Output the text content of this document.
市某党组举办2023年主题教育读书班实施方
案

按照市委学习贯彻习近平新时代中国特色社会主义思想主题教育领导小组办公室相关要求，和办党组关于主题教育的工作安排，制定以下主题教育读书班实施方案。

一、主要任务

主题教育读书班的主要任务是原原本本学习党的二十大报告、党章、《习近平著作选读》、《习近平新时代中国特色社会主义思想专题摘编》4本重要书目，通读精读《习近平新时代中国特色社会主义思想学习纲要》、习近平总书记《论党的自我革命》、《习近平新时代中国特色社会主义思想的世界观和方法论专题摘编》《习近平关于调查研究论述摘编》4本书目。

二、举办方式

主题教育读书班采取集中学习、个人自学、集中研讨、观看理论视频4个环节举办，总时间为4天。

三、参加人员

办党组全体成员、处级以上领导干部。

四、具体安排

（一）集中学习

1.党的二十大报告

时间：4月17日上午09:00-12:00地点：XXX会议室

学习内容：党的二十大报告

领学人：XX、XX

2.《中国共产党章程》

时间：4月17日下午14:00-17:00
= = = = = = =
• _What is being asked_:
Every line above should be retyped exactly as given.

• _Solution to this task_:
Output the text content of this document.
市某党组举办2023年主题教育读书班实施方
案

按照市委学习贯彻习近平新时代中国特色社会主义思想主题教育领导小组办公室相关要求，和办党组关于主题教育的工作安排，制定以下主题教育读书班实施方案。

一、主要任务

主题教育读书班的主要任务是原原本本学习党的二十大报告、党章、《习近平著作选读》、《习近平新时代中国特色社会主义思想专题摘编》4本重要书目，通读精读《习近平新时代中国特色社会主义思想学习纲要》、习近平总书记《论党的自我革命》、《习近平新时代中国特色社会主义思想的世界观和方法论专题摘编》《习近平关于调查研究论述摘编》4本书目。

二、举办方式

主题教育读书班采取集中学习、个人自学、集中研讨、观看理论视频4个环节举办，总时间为4天。

三、参加人员

办党组全体成员、处级以上领导干部。

四、具体安排

（一）集中学习

1.党的二十大报告

时间：4月17日上午09:00-12:00地点：XXX会议室

学习内容：党的二十大报告

领学人：XX、XX

2.《中国共产党章程》

时间：4月17日下午14:00-17:00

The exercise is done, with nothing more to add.